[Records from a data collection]
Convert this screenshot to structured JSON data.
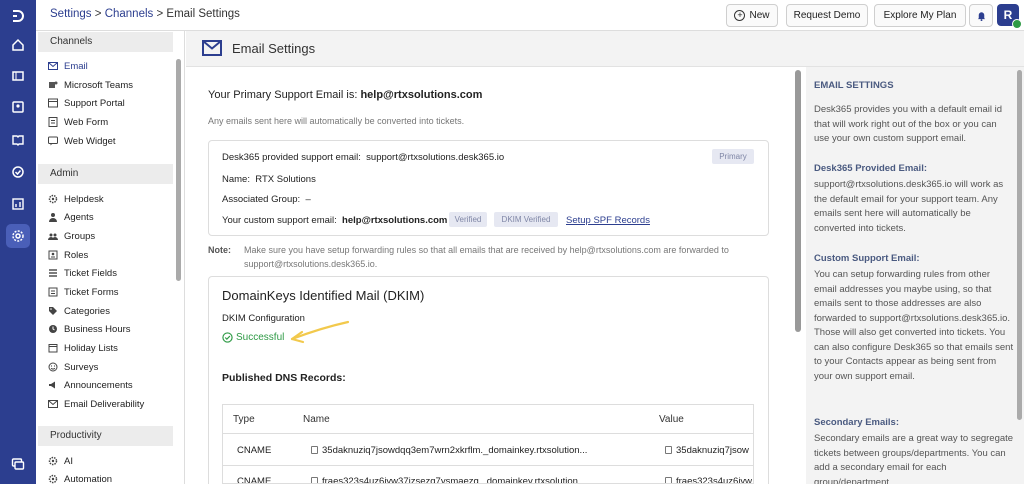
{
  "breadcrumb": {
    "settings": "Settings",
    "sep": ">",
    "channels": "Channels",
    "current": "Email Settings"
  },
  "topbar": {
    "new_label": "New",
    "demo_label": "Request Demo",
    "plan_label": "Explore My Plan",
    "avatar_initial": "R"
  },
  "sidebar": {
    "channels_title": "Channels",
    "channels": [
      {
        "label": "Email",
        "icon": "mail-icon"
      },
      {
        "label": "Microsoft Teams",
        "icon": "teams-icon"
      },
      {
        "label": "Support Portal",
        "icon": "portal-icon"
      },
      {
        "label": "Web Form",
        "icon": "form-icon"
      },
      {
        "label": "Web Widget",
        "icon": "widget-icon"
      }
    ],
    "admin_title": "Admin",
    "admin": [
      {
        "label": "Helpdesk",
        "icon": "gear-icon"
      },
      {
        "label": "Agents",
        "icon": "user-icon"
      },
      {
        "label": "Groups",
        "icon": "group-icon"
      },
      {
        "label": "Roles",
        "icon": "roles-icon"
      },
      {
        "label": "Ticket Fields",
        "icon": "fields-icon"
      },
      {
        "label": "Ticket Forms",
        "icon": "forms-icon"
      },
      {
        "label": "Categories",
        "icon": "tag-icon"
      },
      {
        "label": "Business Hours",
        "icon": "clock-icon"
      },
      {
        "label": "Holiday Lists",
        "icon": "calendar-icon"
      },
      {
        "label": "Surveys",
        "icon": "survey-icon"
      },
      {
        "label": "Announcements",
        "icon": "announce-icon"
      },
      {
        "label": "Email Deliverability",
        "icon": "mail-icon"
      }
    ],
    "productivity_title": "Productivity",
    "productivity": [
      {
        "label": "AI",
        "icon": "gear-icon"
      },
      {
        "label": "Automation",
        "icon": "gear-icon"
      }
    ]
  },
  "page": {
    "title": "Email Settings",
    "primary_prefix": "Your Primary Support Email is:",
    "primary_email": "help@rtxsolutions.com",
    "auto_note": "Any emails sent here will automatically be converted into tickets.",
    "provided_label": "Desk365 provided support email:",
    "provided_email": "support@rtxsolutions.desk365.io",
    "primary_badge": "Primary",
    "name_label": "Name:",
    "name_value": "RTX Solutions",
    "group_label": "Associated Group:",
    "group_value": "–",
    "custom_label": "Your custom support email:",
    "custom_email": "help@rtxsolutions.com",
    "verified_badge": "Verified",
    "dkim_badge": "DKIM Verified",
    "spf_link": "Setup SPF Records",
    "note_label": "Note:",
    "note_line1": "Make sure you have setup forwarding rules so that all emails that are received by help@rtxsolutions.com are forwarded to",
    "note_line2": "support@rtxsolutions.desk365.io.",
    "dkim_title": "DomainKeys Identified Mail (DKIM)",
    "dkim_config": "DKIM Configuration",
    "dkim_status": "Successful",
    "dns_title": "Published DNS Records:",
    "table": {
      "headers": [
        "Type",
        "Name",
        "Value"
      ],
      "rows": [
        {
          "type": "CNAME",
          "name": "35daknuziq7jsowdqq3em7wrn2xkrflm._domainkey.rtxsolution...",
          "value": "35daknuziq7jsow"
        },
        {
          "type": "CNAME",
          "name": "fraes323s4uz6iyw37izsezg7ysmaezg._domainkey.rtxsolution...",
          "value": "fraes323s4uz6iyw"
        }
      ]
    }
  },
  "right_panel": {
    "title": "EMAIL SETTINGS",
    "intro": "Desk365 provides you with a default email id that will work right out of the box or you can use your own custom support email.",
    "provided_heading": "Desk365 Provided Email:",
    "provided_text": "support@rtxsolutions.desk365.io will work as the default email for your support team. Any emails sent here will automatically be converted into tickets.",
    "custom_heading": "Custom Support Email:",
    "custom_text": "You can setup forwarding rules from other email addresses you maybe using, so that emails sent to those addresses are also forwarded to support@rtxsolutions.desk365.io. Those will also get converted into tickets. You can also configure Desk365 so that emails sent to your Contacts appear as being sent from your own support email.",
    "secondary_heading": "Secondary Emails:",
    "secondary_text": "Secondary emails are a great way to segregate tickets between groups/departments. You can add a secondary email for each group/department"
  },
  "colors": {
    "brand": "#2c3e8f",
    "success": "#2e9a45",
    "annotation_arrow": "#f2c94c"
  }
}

_Required task_
Without the pictures, repeat the listing above exactly.

_Exercise response_
Convert this screenshot to structured JSON data.
{
  "breadcrumb": {
    "settings": "Settings",
    "sep": ">",
    "channels": "Channels",
    "current": "Email Settings"
  },
  "topbar": {
    "new_label": "New",
    "demo_label": "Request Demo",
    "plan_label": "Explore My Plan",
    "avatar_initial": "R"
  },
  "sidebar": {
    "channels_title": "Channels",
    "channels": [
      {
        "label": "Email",
        "icon": "mail-icon"
      },
      {
        "label": "Microsoft Teams",
        "icon": "teams-icon"
      },
      {
        "label": "Support Portal",
        "icon": "portal-icon"
      },
      {
        "label": "Web Form",
        "icon": "form-icon"
      },
      {
        "label": "Web Widget",
        "icon": "widget-icon"
      }
    ],
    "admin_title": "Admin",
    "admin": [
      {
        "label": "Helpdesk",
        "icon": "gear-icon"
      },
      {
        "label": "Agents",
        "icon": "user-icon"
      },
      {
        "label": "Groups",
        "icon": "group-icon"
      },
      {
        "label": "Roles",
        "icon": "roles-icon"
      },
      {
        "label": "Ticket Fields",
        "icon": "fields-icon"
      },
      {
        "label": "Ticket Forms",
        "icon": "forms-icon"
      },
      {
        "label": "Categories",
        "icon": "tag-icon"
      },
      {
        "label": "Business Hours",
        "icon": "clock-icon"
      },
      {
        "label": "Holiday Lists",
        "icon": "calendar-icon"
      },
      {
        "label": "Surveys",
        "icon": "survey-icon"
      },
      {
        "label": "Announcements",
        "icon": "announce-icon"
      },
      {
        "label": "Email Deliverability",
        "icon": "mail-icon"
      }
    ],
    "productivity_title": "Productivity",
    "productivity": [
      {
        "label": "AI",
        "icon": "gear-icon"
      },
      {
        "label": "Automation",
        "icon": "gear-icon"
      }
    ]
  },
  "page": {
    "title": "Email Settings",
    "primary_prefix": "Your Primary Support Email is:",
    "primary_email": "help@rtxsolutions.com",
    "auto_note": "Any emails sent here will automatically be converted into tickets.",
    "provided_label": "Desk365 provided support email:",
    "provided_email": "support@rtxsolutions.desk365.io",
    "primary_badge": "Primary",
    "name_label": "Name:",
    "name_value": "RTX Solutions",
    "group_label": "Associated Group:",
    "group_value": "–",
    "custom_label": "Your custom support email:",
    "custom_email": "help@rtxsolutions.com",
    "verified_badge": "Verified",
    "dkim_badge": "DKIM Verified",
    "spf_link": "Setup SPF Records",
    "note_label": "Note:",
    "note_line1": "Make sure you have setup forwarding rules so that all emails that are received by help@rtxsolutions.com are forwarded to",
    "note_line2": "support@rtxsolutions.desk365.io.",
    "dkim_title": "DomainKeys Identified Mail (DKIM)",
    "dkim_config": "DKIM Configuration",
    "dkim_status": "Successful",
    "dns_title": "Published DNS Records:",
    "table": {
      "headers": [
        "Type",
        "Name",
        "Value"
      ],
      "rows": [
        {
          "type": "CNAME",
          "name": "35daknuziq7jsowdqq3em7wrn2xkrflm._domainkey.rtxsolution...",
          "value": "35daknuziq7jsow"
        },
        {
          "type": "CNAME",
          "name": "fraes323s4uz6iyw37izsezg7ysmaezg._domainkey.rtxsolution...",
          "value": "fraes323s4uz6iyw"
        }
      ]
    }
  },
  "right_panel": {
    "title": "EMAIL SETTINGS",
    "intro": "Desk365 provides you with a default email id that will work right out of the box or you can use your own custom support email.",
    "provided_heading": "Desk365 Provided Email:",
    "provided_text": "support@rtxsolutions.desk365.io will work as the default email for your support team. Any emails sent here will automatically be converted into tickets.",
    "custom_heading": "Custom Support Email:",
    "custom_text": "You can setup forwarding rules from other email addresses you maybe using, so that emails sent to those addresses are also forwarded to support@rtxsolutions.desk365.io. Those will also get converted into tickets. You can also configure Desk365 so that emails sent to your Contacts appear as being sent from your own support email.",
    "secondary_heading": "Secondary Emails:",
    "secondary_text": "Secondary emails are a great way to segregate tickets between groups/departments. You can add a secondary email for each group/department"
  },
  "colors": {
    "brand": "#2c3e8f",
    "success": "#2e9a45",
    "annotation_arrow": "#f2c94c"
  }
}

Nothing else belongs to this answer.